◆ **WRITTEN TASK**
Write the material out again exactly as it stands.

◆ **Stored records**
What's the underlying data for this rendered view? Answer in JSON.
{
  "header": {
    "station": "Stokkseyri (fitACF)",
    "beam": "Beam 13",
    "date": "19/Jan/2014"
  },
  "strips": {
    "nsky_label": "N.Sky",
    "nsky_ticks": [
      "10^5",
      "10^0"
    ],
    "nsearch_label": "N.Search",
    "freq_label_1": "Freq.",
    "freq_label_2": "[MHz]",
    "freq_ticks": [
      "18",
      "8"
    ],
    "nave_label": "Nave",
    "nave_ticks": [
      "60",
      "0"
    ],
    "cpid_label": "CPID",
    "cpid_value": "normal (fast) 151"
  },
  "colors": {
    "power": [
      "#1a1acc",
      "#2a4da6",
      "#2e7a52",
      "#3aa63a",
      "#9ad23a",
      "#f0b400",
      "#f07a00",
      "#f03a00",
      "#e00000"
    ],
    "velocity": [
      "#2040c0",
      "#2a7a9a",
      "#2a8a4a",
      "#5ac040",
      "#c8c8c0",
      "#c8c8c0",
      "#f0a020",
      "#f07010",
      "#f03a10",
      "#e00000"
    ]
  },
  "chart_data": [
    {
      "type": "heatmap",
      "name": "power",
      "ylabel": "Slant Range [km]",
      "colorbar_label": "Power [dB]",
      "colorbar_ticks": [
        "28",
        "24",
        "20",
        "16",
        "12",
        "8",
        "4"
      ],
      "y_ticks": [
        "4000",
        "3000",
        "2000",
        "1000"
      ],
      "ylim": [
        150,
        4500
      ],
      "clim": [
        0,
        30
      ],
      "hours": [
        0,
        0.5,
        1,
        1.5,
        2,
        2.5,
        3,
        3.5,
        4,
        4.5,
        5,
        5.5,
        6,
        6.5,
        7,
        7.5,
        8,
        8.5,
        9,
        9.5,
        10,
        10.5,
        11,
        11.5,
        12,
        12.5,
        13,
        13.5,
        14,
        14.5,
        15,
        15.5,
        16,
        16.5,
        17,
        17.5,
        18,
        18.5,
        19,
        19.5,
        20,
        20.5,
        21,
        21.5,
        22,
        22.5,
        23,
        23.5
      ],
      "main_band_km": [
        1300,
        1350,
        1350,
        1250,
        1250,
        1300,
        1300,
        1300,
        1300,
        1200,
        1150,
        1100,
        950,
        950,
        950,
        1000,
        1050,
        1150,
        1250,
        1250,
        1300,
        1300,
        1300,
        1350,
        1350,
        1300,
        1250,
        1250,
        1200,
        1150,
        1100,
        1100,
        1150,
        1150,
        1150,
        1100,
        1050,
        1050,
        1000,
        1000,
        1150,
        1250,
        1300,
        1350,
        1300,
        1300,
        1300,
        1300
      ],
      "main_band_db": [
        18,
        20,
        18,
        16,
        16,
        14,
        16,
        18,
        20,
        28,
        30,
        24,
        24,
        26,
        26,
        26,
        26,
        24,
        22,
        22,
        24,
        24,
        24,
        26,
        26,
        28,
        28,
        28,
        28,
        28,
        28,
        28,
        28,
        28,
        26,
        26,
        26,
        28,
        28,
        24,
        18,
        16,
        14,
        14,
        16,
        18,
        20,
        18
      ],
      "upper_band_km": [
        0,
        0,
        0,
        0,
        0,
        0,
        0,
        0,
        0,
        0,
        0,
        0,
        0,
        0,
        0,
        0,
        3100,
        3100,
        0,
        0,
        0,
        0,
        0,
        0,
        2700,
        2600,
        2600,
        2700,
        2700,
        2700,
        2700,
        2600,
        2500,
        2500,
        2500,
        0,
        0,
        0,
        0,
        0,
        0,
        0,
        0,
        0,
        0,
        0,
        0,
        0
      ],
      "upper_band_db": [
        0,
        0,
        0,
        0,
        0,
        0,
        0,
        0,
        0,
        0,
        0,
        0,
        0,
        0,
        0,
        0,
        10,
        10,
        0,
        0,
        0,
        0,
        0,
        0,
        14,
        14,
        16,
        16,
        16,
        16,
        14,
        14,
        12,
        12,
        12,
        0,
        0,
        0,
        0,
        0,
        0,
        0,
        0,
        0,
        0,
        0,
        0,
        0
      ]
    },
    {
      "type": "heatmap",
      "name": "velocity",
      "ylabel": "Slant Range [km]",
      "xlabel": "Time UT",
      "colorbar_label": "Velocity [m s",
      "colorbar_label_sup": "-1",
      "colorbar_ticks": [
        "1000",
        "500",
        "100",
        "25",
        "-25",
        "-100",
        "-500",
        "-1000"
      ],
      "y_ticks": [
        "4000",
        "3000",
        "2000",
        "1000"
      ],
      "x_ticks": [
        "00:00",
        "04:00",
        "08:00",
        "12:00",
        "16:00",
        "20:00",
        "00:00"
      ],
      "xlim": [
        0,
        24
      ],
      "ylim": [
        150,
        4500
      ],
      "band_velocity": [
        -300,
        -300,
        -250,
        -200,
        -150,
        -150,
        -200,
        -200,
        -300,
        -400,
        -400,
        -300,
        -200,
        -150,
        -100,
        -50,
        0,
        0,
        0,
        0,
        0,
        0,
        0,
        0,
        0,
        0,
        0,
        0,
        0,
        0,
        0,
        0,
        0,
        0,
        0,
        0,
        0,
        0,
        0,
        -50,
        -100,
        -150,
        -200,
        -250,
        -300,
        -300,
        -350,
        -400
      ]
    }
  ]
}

◆ **PROBLEM SOLUTION**
What's the underlying data for this rendered view? Answer in JSON.
{
  "header": {
    "station": "Stokkseyri (fitACF)",
    "beam": "Beam 13",
    "date": "19/Jan/2014"
  },
  "strips": {
    "nsky_label": "N.Sky",
    "nsky_ticks": [
      "10^5",
      "10^0"
    ],
    "nsearch_label": "N.Search",
    "freq_label_1": "Freq.",
    "freq_label_2": "[MHz]",
    "freq_ticks": [
      "18",
      "8"
    ],
    "nave_label": "Nave",
    "nave_ticks": [
      "60",
      "0"
    ],
    "cpid_label": "CPID",
    "cpid_value": "normal (fast) 151"
  },
  "colors": {
    "power": [
      "#1a1acc",
      "#2a4da6",
      "#2e7a52",
      "#3aa63a",
      "#9ad23a",
      "#f0b400",
      "#f07a00",
      "#f03a00",
      "#e00000"
    ],
    "velocity": [
      "#2040c0",
      "#2a7a9a",
      "#2a8a4a",
      "#5ac040",
      "#c8c8c0",
      "#c8c8c0",
      "#f0a020",
      "#f07010",
      "#f03a10",
      "#e00000"
    ]
  },
  "chart_data": [
    {
      "type": "heatmap",
      "name": "power",
      "ylabel": "Slant Range [km]",
      "colorbar_label": "Power [dB]",
      "colorbar_ticks": [
        "28",
        "24",
        "20",
        "16",
        "12",
        "8",
        "4"
      ],
      "y_ticks": [
        "4000",
        "3000",
        "2000",
        "1000"
      ],
      "ylim": [
        150,
        4500
      ],
      "clim": [
        0,
        30
      ],
      "hours": [
        0,
        0.5,
        1,
        1.5,
        2,
        2.5,
        3,
        3.5,
        4,
        4.5,
        5,
        5.5,
        6,
        6.5,
        7,
        7.5,
        8,
        8.5,
        9,
        9.5,
        10,
        10.5,
        11,
        11.5,
        12,
        12.5,
        13,
        13.5,
        14,
        14.5,
        15,
        15.5,
        16,
        16.5,
        17,
        17.5,
        18,
        18.5,
        19,
        19.5,
        20,
        20.5,
        21,
        21.5,
        22,
        22.5,
        23,
        23.5
      ],
      "main_band_km": [
        1300,
        1350,
        1350,
        1250,
        1250,
        1300,
        1300,
        1300,
        1300,
        1200,
        1150,
        1100,
        950,
        950,
        950,
        1000,
        1050,
        1150,
        1250,
        1250,
        1300,
        1300,
        1300,
        1350,
        1350,
        1300,
        1250,
        1250,
        1200,
        1150,
        1100,
        1100,
        1150,
        1150,
        1150,
        1100,
        1050,
        1050,
        1000,
        1000,
        1150,
        1250,
        1300,
        1350,
        1300,
        1300,
        1300,
        1300
      ],
      "main_band_db": [
        18,
        20,
        18,
        16,
        16,
        14,
        16,
        18,
        20,
        28,
        30,
        24,
        24,
        26,
        26,
        26,
        26,
        24,
        22,
        22,
        24,
        24,
        24,
        26,
        26,
        28,
        28,
        28,
        28,
        28,
        28,
        28,
        28,
        28,
        26,
        26,
        26,
        28,
        28,
        24,
        18,
        16,
        14,
        14,
        16,
        18,
        20,
        18
      ],
      "upper_band_km": [
        0,
        0,
        0,
        0,
        0,
        0,
        0,
        0,
        0,
        0,
        0,
        0,
        0,
        0,
        0,
        0,
        3100,
        3100,
        0,
        0,
        0,
        0,
        0,
        0,
        2700,
        2600,
        2600,
        2700,
        2700,
        2700,
        2700,
        2600,
        2500,
        2500,
        2500,
        0,
        0,
        0,
        0,
        0,
        0,
        0,
        0,
        0,
        0,
        0,
        0,
        0
      ],
      "upper_band_db": [
        0,
        0,
        0,
        0,
        0,
        0,
        0,
        0,
        0,
        0,
        0,
        0,
        0,
        0,
        0,
        0,
        10,
        10,
        0,
        0,
        0,
        0,
        0,
        0,
        14,
        14,
        16,
        16,
        16,
        16,
        14,
        14,
        12,
        12,
        12,
        0,
        0,
        0,
        0,
        0,
        0,
        0,
        0,
        0,
        0,
        0,
        0,
        0
      ]
    },
    {
      "type": "heatmap",
      "name": "velocity",
      "ylabel": "Slant Range [km]",
      "xlabel": "Time UT",
      "colorbar_label": "Velocity [m s",
      "colorbar_label_sup": "-1",
      "colorbar_ticks": [
        "1000",
        "500",
        "100",
        "25",
        "-25",
        "-100",
        "-500",
        "-1000"
      ],
      "y_ticks": [
        "4000",
        "3000",
        "2000",
        "1000"
      ],
      "x_ticks": [
        "00:00",
        "04:00",
        "08:00",
        "12:00",
        "16:00",
        "20:00",
        "00:00"
      ],
      "xlim": [
        0,
        24
      ],
      "ylim": [
        150,
        4500
      ],
      "band_velocity": [
        -300,
        -300,
        -250,
        -200,
        -150,
        -150,
        -200,
        -200,
        -300,
        -400,
        -400,
        -300,
        -200,
        -150,
        -100,
        -50,
        0,
        0,
        0,
        0,
        0,
        0,
        0,
        0,
        0,
        0,
        0,
        0,
        0,
        0,
        0,
        0,
        0,
        0,
        0,
        0,
        0,
        0,
        0,
        -50,
        -100,
        -150,
        -200,
        -250,
        -300,
        -300,
        -350,
        -400
      ]
    }
  ]
}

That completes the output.